**Given information**

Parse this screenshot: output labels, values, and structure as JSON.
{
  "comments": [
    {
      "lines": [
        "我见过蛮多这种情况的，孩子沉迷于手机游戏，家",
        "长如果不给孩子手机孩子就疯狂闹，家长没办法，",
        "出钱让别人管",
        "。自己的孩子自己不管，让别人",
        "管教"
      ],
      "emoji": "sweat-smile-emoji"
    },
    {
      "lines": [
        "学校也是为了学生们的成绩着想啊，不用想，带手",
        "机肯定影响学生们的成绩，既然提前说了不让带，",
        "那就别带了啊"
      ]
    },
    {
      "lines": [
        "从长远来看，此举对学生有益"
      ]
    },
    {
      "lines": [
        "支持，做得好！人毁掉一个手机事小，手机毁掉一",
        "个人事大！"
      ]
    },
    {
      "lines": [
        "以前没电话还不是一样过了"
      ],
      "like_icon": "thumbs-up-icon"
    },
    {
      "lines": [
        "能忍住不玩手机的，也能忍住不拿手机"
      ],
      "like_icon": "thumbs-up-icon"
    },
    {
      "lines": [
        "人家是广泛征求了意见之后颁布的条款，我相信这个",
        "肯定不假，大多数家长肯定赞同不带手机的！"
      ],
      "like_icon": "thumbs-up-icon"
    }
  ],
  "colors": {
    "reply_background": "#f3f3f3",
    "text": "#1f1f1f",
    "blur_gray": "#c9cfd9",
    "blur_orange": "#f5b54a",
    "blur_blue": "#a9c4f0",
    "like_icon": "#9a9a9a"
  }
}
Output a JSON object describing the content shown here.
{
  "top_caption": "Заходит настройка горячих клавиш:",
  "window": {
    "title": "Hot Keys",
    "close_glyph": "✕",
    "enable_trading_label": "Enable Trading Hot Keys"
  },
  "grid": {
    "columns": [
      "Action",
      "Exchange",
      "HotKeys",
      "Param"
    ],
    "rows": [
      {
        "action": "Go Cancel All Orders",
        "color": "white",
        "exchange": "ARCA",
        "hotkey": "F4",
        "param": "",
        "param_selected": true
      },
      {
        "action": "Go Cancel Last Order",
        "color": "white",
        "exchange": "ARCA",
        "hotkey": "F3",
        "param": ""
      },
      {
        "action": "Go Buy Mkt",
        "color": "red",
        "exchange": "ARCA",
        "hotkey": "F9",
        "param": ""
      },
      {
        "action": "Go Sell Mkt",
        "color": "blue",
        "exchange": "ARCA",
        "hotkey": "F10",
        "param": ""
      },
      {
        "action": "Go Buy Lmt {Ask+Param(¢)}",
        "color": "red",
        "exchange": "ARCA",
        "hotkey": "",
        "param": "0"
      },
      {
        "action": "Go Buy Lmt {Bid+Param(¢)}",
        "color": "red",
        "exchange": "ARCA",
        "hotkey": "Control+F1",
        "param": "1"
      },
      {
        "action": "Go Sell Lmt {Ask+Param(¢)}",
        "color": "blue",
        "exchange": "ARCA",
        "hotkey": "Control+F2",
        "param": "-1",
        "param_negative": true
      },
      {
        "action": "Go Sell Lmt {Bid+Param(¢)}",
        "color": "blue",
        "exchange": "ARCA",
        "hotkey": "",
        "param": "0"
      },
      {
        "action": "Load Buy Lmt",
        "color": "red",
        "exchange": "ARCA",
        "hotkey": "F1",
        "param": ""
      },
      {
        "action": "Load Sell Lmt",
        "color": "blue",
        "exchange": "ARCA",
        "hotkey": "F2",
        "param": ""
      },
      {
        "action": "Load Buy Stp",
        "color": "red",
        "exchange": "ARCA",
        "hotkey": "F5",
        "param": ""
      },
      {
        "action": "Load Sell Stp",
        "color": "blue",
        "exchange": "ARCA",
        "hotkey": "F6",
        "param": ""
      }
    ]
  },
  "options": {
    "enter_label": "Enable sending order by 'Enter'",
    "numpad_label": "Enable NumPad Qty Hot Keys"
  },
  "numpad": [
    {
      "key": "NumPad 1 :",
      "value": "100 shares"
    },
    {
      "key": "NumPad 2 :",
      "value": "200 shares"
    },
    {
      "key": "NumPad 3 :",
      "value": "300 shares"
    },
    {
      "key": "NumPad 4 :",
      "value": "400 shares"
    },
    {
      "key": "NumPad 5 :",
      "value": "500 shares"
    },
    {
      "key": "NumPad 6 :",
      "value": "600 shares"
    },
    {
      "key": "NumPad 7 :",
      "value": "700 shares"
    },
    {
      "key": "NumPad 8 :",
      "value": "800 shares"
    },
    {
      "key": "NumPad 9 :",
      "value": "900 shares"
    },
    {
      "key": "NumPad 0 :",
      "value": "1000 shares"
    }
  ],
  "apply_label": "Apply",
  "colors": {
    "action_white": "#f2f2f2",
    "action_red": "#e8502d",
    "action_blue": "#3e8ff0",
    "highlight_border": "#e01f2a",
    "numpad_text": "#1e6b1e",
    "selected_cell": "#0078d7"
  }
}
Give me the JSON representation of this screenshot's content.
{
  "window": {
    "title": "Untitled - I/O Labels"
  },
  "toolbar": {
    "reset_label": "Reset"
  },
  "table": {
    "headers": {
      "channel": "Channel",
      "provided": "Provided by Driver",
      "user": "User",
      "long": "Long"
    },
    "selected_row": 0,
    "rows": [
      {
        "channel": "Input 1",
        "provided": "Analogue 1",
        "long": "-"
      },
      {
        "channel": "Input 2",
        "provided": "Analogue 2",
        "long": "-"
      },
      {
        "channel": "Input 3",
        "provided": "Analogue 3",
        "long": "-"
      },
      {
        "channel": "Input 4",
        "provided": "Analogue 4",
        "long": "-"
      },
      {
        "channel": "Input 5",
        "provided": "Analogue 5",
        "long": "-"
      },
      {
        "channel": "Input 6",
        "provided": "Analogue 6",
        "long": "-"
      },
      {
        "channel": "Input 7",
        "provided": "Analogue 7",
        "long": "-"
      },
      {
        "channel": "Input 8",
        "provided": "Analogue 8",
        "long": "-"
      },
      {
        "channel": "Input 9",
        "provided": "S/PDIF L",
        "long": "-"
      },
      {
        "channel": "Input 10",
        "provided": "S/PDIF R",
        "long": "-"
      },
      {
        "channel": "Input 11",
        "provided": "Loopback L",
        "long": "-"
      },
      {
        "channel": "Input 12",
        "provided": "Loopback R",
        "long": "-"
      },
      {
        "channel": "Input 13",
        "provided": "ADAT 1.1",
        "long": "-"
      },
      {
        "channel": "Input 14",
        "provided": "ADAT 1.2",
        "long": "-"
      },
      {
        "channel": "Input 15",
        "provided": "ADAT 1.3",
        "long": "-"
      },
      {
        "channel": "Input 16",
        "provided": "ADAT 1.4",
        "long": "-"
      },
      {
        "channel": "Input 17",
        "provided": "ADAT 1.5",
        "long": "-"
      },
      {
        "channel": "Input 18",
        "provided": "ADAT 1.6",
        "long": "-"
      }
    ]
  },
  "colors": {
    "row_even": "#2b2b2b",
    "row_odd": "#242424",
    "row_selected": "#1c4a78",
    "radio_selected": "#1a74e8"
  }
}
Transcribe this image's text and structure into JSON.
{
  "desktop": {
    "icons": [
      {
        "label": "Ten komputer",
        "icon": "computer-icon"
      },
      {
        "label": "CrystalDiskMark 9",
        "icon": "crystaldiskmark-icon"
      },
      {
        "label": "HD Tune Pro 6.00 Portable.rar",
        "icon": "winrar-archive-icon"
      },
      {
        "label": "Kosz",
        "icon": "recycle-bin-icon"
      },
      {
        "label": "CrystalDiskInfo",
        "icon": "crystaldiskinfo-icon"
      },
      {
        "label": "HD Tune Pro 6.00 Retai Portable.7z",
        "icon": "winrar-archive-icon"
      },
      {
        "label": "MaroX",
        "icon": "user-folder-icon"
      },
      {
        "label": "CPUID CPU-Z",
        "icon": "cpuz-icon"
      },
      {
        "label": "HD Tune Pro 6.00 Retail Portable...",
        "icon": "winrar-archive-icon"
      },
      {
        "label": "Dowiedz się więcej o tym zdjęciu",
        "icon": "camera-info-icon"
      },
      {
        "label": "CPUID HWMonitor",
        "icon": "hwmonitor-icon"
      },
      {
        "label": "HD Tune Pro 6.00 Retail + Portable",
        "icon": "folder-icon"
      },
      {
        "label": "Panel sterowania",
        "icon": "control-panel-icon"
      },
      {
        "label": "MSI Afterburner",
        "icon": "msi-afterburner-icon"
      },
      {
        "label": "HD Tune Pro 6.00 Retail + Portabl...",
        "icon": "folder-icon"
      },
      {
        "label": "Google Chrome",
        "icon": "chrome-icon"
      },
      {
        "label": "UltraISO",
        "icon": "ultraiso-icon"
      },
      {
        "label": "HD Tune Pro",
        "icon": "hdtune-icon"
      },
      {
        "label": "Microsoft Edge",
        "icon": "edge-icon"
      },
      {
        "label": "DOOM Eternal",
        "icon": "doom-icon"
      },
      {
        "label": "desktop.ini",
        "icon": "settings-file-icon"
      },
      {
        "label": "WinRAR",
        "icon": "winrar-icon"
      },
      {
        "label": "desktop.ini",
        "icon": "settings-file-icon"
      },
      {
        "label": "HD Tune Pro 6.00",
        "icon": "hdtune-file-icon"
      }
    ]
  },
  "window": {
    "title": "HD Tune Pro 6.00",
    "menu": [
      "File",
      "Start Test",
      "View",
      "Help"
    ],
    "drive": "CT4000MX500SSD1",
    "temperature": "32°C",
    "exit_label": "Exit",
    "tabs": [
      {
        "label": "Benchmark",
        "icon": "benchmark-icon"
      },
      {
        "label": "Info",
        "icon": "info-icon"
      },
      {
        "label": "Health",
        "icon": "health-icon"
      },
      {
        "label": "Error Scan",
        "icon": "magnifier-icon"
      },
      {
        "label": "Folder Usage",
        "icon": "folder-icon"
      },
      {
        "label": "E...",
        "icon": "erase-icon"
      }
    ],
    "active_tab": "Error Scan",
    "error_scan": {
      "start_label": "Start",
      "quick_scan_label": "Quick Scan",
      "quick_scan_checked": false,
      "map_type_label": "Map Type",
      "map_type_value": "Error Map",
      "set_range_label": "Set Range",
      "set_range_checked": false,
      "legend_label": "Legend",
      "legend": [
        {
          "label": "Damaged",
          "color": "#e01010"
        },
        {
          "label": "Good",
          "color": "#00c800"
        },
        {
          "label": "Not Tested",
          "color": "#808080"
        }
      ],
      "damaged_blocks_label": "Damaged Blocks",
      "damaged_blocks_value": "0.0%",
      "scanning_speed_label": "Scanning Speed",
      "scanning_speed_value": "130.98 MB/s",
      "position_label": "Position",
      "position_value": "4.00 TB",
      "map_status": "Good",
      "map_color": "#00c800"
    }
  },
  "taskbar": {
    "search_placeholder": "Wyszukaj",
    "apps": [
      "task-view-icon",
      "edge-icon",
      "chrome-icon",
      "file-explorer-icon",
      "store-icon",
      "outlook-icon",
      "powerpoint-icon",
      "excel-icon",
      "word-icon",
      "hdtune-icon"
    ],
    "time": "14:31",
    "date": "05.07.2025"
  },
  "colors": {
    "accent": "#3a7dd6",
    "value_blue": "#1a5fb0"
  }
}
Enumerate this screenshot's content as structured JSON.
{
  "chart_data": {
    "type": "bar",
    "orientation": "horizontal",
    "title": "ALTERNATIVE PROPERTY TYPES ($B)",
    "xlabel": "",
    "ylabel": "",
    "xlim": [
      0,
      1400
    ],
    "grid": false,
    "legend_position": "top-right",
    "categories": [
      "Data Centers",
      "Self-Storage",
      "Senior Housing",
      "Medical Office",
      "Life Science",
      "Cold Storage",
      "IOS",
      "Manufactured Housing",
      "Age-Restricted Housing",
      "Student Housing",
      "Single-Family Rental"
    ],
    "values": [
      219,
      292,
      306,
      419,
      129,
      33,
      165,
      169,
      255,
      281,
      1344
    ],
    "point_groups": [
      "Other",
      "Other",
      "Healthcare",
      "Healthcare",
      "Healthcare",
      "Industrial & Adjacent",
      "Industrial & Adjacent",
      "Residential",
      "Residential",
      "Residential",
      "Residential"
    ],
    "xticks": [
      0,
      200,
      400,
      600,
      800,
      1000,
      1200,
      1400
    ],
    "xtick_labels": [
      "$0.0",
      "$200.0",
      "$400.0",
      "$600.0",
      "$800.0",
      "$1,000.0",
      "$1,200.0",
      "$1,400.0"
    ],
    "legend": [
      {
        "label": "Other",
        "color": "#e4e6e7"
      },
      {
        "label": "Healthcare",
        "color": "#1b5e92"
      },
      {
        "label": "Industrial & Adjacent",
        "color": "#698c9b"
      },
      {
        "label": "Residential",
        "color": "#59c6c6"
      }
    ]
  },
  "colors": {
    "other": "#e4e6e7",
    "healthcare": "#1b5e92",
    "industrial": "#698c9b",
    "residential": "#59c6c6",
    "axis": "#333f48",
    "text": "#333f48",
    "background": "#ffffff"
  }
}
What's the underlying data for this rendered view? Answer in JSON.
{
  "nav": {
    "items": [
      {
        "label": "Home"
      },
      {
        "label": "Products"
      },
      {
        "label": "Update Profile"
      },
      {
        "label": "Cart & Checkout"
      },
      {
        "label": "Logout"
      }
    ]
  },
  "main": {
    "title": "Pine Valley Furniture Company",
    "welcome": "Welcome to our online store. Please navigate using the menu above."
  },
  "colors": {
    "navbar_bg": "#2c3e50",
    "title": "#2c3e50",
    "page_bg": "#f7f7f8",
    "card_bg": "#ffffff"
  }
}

**Do this**
Using the data above, say how many lines include "hdtune". No other reply is needed.

**Result for this task**
3